What is needed
Would you return the complete listing below word for word?

(Figure contents as structured data)

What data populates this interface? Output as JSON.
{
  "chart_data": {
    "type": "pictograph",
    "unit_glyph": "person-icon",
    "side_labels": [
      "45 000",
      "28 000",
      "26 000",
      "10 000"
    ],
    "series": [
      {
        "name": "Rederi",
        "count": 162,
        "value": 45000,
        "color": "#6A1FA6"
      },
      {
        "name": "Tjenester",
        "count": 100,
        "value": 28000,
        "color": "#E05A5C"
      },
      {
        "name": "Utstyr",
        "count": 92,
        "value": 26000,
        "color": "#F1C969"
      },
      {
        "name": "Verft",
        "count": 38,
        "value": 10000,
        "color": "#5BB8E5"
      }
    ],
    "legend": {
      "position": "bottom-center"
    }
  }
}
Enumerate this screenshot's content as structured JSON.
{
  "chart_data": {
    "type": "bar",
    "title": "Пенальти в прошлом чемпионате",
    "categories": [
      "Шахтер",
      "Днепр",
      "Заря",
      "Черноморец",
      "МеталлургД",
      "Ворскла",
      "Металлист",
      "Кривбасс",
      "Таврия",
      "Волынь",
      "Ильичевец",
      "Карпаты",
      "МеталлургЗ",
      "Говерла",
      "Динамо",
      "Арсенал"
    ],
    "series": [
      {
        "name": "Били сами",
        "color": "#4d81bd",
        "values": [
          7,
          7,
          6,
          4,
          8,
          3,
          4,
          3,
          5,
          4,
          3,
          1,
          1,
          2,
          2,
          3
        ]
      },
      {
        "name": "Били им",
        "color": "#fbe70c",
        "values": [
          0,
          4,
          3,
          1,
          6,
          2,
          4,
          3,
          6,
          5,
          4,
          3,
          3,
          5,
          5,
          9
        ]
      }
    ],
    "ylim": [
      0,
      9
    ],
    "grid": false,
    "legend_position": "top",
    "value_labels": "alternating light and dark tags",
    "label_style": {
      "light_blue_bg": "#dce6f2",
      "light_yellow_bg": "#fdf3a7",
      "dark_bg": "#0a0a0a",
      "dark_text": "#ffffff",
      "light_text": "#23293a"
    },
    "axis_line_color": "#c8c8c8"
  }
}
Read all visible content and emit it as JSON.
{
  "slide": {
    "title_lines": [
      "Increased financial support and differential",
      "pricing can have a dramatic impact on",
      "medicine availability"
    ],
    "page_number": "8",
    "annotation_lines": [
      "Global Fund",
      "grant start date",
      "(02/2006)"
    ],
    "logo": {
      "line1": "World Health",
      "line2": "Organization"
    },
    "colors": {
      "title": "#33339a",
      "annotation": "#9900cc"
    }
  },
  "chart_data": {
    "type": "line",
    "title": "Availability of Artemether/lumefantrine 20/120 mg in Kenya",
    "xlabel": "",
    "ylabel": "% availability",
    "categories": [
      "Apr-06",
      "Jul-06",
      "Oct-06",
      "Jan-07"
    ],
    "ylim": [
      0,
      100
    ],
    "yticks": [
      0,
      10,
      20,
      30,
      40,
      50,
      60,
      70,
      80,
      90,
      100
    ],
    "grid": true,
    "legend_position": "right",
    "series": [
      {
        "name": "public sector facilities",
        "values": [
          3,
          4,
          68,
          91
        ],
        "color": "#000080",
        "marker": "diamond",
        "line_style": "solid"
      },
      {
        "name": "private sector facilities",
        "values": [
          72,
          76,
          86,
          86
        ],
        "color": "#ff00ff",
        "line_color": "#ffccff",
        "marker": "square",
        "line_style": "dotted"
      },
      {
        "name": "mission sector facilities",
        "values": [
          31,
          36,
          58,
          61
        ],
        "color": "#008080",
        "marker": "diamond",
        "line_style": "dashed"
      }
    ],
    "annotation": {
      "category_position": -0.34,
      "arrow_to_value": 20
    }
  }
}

Answer to the problem
What data populates this interface? Output as JSON.
{
  "chart_data": {
    "type": "pictograph",
    "unit_glyph": "person-icon",
    "side_labels": [
      "45 000",
      "28 000",
      "26 000",
      "10 000"
    ],
    "series": [
      {
        "name": "Rederi",
        "count": 162,
        "value": 45000,
        "color": "#6A1FA6"
      },
      {
        "name": "Tjenester",
        "count": 100,
        "value": 28000,
        "color": "#E05A5C"
      },
      {
        "name": "Utstyr",
        "count": 92,
        "value": 26000,
        "color": "#F1C969"
      },
      {
        "name": "Verft",
        "count": 38,
        "value": 10000,
        "color": "#5BB8E5"
      }
    ],
    "legend": {
      "position": "bottom-center"
    }
  }
}
Enumerate this screenshot's content as structured JSON.
{
  "chart_data": {
    "type": "bar",
    "title": "Пенальти в прошлом чемпионате",
    "categories": [
      "Шахтер",
      "Днепр",
      "Заря",
      "Черноморец",
      "МеталлургД",
      "Ворскла",
      "Металлист",
      "Кривбасс",
      "Таврия",
      "Волынь",
      "Ильичевец",
      "Карпаты",
      "МеталлургЗ",
      "Говерла",
      "Динамо",
      "Арсенал"
    ],
    "series": [
      {
        "name": "Били сами",
        "color": "#4d81bd",
        "values": [
          7,
          7,
          6,
          4,
          8,
          3,
          4,
          3,
          5,
          4,
          3,
          1,
          1,
          2,
          2,
          3
        ]
      },
      {
        "name": "Били им",
        "color": "#fbe70c",
        "values": [
          0,
          4,
          3,
          1,
          6,
          2,
          4,
          3,
          6,
          5,
          4,
          3,
          3,
          5,
          5,
          9
        ]
      }
    ],
    "ylim": [
      0,
      9
    ],
    "grid": false,
    "legend_position": "top",
    "value_labels": "alternating light and dark tags",
    "label_style": {
      "light_blue_bg": "#dce6f2",
      "light_yellow_bg": "#fdf3a7",
      "dark_bg": "#0a0a0a",
      "dark_text": "#ffffff",
      "light_text": "#23293a"
    },
    "axis_line_color": "#c8c8c8"
  }
}
Read all visible content and emit it as JSON.
{
  "slide": {
    "title_lines": [
      "Increased financial support and differential",
      "pricing can have a dramatic impact on",
      "medicine availability"
    ],
    "page_number": "8",
    "annotation_lines": [
      "Global Fund",
      "grant start date",
      "(02/2006)"
    ],
    "logo": {
      "line1": "World Health",
      "line2": "Organization"
    },
    "colors": {
      "title": "#33339a",
      "annotation": "#9900cc"
    }
  },
  "chart_data": {
    "type": "line",
    "title": "Availability of Artemether/lumefantrine 20/120 mg in Kenya",
    "xlabel": "",
    "ylabel": "% availability",
    "categories": [
      "Apr-06",
      "Jul-06",
      "Oct-06",
      "Jan-07"
    ],
    "ylim": [
      0,
      100
    ],
    "yticks": [
      0,
      10,
      20,
      30,
      40,
      50,
      60,
      70,
      80,
      90,
      100
    ],
    "grid": true,
    "legend_position": "right",
    "series": [
      {
        "name": "public sector facilities",
        "values": [
          3,
          4,
          68,
          91
        ],
        "color": "#000080",
        "marker": "diamond",
        "line_style": "solid"
      },
      {
        "name": "private sector facilities",
        "values": [
          72,
          76,
          86,
          86
        ],
        "color": "#ff00ff",
        "line_color": "#ffccff",
        "marker": "square",
        "line_style": "dotted"
      },
      {
        "name": "mission sector facilities",
        "values": [
          31,
          36,
          58,
          61
        ],
        "color": "#008080",
        "marker": "diamond",
        "line_style": "dashed"
      }
    ],
    "annotation": {
      "category_position": -0.34,
      "arrow_to_value": 20
    }
  }
}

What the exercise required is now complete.